Written exercise:
Using the records that follow, copy every line containing the word "listu".
━━━ Material to process ━━━
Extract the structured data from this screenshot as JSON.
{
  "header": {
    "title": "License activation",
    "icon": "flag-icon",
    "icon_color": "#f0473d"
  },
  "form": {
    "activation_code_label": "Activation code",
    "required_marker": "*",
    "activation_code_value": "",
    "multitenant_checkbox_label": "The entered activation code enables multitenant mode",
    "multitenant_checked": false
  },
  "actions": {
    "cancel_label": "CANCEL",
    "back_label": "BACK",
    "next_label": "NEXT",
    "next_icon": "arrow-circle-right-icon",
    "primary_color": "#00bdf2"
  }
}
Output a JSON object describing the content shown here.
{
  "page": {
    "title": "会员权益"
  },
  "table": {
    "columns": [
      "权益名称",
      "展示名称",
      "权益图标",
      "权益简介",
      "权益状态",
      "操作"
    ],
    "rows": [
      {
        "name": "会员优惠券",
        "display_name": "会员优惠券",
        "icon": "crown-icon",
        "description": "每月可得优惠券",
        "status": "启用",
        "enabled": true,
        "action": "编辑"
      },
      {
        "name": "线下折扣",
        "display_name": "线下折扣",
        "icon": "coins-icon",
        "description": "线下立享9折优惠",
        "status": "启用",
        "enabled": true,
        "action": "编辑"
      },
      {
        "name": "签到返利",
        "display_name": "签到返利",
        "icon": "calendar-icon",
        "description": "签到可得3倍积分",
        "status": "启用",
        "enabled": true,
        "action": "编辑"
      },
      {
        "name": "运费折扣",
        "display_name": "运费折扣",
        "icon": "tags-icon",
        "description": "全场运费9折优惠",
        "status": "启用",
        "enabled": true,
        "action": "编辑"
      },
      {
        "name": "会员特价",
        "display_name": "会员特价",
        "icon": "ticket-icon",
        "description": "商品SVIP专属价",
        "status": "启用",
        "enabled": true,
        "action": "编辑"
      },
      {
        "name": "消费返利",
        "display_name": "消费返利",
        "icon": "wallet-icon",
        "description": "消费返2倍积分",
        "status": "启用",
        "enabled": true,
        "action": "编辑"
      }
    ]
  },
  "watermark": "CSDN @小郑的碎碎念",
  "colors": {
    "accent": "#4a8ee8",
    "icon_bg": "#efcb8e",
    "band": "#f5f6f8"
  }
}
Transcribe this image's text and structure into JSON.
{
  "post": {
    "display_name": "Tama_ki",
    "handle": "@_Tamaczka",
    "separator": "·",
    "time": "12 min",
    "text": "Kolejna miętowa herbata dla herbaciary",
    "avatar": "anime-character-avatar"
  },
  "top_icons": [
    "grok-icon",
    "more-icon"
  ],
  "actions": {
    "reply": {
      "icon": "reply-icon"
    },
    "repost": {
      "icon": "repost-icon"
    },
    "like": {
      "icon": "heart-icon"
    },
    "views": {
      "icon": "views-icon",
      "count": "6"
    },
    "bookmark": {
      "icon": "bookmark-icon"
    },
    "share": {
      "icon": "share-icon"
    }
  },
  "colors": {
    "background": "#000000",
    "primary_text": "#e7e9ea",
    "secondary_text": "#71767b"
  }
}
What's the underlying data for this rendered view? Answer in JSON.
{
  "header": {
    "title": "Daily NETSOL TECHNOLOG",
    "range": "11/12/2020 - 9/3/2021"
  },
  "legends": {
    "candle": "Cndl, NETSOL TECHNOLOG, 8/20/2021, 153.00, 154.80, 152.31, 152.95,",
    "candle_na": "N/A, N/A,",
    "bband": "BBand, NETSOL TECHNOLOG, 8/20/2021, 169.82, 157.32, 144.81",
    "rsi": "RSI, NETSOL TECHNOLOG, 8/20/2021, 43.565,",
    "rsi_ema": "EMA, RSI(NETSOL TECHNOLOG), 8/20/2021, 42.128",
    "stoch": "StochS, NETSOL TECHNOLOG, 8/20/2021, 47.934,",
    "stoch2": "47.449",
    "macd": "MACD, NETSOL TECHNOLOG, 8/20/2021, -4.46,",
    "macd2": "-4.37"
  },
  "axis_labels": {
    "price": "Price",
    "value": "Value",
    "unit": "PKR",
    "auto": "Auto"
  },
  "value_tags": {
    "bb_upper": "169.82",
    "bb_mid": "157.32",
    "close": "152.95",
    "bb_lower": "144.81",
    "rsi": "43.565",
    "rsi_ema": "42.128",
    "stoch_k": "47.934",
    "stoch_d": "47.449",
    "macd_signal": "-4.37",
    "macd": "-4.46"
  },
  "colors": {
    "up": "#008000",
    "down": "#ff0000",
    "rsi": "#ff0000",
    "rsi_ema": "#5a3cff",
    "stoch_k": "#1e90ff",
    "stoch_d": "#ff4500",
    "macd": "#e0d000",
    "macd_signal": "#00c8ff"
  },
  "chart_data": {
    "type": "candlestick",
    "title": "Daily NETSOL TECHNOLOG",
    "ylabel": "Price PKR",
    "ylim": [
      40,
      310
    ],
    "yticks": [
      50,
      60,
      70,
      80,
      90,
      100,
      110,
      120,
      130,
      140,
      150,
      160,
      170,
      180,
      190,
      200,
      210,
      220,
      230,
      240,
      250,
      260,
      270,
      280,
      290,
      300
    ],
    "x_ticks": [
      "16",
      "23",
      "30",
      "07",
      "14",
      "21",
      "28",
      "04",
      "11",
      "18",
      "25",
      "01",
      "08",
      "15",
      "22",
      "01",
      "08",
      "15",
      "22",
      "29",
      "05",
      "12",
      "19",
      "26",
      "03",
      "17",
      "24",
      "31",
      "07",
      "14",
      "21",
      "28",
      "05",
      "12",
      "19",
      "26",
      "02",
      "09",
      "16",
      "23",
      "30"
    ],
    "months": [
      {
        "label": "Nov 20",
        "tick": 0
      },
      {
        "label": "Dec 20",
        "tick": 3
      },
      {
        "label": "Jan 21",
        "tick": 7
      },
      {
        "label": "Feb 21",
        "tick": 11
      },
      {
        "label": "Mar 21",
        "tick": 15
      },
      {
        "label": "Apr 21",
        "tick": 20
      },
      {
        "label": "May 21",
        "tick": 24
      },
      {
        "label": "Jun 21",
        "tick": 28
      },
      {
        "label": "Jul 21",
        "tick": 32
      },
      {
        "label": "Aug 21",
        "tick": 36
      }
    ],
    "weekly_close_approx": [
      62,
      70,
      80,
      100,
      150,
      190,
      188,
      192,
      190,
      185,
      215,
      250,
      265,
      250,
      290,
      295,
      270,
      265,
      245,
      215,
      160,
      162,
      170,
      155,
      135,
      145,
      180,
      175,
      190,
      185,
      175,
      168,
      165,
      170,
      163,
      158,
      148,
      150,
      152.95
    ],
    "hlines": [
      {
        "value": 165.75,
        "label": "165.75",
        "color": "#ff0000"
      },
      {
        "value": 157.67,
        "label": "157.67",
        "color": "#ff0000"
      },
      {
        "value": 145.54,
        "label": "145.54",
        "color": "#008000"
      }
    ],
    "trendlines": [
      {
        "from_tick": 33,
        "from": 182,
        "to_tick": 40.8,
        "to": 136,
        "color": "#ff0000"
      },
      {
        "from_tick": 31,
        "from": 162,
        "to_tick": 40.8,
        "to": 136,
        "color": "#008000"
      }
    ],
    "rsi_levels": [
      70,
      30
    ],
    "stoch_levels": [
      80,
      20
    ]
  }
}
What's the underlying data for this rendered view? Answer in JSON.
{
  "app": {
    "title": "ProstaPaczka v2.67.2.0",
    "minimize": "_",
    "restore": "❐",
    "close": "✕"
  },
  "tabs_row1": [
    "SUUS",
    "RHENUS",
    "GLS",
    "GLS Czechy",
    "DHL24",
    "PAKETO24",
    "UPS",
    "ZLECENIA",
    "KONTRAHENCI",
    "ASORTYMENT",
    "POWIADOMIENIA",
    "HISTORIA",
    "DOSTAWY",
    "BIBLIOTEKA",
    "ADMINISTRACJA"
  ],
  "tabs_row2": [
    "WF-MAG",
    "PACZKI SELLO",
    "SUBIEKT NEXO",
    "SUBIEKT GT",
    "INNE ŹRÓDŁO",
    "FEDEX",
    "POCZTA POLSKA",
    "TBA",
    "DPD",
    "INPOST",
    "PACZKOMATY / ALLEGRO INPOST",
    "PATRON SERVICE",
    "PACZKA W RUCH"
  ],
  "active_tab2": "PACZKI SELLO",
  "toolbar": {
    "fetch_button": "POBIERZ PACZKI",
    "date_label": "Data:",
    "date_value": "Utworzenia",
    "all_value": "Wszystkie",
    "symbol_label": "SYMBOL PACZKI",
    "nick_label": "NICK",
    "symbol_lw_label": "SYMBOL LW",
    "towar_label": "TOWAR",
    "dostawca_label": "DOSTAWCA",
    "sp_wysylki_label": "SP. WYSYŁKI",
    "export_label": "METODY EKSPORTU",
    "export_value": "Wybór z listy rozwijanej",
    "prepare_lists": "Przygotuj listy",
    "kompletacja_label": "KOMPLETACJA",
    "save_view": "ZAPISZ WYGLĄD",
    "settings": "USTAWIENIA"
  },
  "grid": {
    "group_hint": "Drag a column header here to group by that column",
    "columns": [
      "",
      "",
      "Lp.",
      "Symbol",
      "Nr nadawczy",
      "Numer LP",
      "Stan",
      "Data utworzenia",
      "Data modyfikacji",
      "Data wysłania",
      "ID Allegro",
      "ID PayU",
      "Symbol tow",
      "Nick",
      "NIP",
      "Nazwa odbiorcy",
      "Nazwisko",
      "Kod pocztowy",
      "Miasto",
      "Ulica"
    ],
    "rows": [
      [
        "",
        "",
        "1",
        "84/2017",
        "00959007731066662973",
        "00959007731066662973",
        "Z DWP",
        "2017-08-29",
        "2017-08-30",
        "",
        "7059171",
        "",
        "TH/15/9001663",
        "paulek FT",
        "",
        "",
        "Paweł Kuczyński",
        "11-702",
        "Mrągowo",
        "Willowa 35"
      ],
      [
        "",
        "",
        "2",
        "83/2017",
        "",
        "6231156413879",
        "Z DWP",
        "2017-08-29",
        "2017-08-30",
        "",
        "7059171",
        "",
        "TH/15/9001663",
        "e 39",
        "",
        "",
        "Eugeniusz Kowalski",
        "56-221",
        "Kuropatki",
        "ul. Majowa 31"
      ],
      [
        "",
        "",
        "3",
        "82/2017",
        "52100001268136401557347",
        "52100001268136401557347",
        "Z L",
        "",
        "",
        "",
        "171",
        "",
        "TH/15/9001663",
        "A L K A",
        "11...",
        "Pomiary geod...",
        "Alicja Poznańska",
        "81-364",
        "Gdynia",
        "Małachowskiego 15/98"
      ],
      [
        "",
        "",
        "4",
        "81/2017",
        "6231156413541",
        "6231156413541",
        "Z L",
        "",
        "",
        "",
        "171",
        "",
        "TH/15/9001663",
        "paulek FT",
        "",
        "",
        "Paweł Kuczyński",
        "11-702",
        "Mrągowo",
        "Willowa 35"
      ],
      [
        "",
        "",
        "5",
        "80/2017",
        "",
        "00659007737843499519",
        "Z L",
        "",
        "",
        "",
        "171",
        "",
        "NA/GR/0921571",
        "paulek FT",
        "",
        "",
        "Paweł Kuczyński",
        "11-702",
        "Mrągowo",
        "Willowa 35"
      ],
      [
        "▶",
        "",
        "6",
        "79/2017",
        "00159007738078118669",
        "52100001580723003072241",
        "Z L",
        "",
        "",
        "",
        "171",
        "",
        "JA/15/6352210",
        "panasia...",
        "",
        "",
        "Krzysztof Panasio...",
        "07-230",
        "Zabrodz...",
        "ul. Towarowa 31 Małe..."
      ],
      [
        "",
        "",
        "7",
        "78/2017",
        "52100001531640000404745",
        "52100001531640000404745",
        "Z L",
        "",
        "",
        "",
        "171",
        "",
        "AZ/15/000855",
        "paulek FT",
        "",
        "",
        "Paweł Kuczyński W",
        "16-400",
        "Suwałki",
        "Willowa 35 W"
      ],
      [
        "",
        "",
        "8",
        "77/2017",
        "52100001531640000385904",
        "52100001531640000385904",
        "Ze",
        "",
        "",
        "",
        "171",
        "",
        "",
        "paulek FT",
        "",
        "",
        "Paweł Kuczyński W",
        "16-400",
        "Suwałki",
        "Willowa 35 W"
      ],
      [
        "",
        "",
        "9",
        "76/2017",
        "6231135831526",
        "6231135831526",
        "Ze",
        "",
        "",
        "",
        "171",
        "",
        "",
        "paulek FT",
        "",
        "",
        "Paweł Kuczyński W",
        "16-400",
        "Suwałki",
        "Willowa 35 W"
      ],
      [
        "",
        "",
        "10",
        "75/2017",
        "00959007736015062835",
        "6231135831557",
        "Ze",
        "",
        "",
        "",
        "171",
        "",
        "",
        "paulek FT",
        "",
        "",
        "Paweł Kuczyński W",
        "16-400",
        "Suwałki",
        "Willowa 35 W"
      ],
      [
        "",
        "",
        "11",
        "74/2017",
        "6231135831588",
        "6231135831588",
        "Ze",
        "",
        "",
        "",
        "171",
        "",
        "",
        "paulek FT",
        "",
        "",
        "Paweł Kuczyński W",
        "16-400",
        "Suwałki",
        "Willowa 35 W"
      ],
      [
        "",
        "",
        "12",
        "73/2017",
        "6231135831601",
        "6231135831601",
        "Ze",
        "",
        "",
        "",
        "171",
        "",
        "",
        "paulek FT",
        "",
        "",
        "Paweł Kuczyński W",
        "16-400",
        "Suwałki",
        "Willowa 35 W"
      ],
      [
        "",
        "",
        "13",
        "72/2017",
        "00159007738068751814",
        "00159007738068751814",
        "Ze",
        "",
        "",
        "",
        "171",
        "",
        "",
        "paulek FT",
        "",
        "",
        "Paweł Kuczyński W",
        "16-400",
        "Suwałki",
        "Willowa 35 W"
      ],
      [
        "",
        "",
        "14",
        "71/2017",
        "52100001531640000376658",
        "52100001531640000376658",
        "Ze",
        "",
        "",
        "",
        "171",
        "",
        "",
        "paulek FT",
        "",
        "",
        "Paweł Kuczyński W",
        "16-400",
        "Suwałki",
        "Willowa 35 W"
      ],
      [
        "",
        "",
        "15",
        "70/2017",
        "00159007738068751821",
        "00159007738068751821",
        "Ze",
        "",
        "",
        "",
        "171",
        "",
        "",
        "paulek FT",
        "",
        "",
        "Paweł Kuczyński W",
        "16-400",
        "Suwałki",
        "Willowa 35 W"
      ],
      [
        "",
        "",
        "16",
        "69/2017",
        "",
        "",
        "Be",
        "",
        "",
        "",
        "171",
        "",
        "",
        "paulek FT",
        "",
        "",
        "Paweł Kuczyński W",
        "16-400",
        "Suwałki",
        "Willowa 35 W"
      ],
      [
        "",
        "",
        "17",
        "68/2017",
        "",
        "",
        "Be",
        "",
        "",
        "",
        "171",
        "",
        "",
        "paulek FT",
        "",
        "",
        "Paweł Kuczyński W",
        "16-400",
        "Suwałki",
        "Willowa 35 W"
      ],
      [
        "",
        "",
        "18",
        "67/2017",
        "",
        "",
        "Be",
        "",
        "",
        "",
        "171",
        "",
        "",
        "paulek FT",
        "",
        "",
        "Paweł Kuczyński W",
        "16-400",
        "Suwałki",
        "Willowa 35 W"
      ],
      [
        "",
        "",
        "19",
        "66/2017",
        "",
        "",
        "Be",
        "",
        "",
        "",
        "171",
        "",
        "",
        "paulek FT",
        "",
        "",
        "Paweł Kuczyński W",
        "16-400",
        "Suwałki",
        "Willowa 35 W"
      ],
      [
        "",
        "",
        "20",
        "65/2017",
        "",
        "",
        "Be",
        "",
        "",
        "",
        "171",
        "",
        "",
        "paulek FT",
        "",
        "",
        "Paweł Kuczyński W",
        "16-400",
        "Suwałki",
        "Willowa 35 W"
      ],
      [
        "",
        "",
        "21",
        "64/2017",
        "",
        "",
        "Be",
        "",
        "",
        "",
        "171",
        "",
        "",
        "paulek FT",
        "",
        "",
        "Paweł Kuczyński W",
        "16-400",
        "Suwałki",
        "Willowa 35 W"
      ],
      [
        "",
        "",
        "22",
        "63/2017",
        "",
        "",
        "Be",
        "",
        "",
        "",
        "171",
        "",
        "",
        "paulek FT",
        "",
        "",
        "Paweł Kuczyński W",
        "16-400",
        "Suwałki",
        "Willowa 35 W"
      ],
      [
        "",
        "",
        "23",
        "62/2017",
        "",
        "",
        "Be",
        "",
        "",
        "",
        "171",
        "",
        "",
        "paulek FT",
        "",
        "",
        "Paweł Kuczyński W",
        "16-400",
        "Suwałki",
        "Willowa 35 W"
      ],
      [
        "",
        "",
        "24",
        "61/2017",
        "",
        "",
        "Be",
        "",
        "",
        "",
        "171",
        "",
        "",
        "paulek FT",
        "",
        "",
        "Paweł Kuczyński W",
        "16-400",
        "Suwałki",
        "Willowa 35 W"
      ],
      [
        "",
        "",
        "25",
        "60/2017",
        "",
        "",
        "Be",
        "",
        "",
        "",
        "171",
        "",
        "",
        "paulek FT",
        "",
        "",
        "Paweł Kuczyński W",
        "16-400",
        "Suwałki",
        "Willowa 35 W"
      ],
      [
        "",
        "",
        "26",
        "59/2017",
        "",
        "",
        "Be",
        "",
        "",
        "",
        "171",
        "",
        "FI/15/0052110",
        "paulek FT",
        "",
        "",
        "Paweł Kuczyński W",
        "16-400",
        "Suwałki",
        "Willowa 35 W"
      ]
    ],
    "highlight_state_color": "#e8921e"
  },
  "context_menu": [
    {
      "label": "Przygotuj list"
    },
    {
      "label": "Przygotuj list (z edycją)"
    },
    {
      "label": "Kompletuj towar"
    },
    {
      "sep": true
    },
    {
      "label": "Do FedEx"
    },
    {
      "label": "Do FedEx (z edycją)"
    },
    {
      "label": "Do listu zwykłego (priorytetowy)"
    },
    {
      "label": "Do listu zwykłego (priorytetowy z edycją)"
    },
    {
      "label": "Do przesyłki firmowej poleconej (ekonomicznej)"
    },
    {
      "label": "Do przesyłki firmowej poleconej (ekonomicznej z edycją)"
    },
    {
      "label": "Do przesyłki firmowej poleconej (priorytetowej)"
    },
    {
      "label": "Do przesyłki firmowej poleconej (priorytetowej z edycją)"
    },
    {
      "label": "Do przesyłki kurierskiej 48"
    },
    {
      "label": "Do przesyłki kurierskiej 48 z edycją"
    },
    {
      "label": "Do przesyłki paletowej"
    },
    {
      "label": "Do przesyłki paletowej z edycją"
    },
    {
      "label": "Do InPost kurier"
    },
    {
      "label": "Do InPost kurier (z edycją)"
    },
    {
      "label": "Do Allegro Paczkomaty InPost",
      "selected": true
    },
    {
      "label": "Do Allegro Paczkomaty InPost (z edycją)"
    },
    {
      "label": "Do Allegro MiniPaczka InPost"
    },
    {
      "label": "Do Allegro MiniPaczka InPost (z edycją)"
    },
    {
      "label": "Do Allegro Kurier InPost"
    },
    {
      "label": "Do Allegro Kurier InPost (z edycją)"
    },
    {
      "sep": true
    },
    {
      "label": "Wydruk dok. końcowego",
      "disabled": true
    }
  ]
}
━━━
Full output:
      "label": "Do listu zwykłego (priorytetowy)"
      "label": "Do listu zwykłego (priorytetowy z edycją)"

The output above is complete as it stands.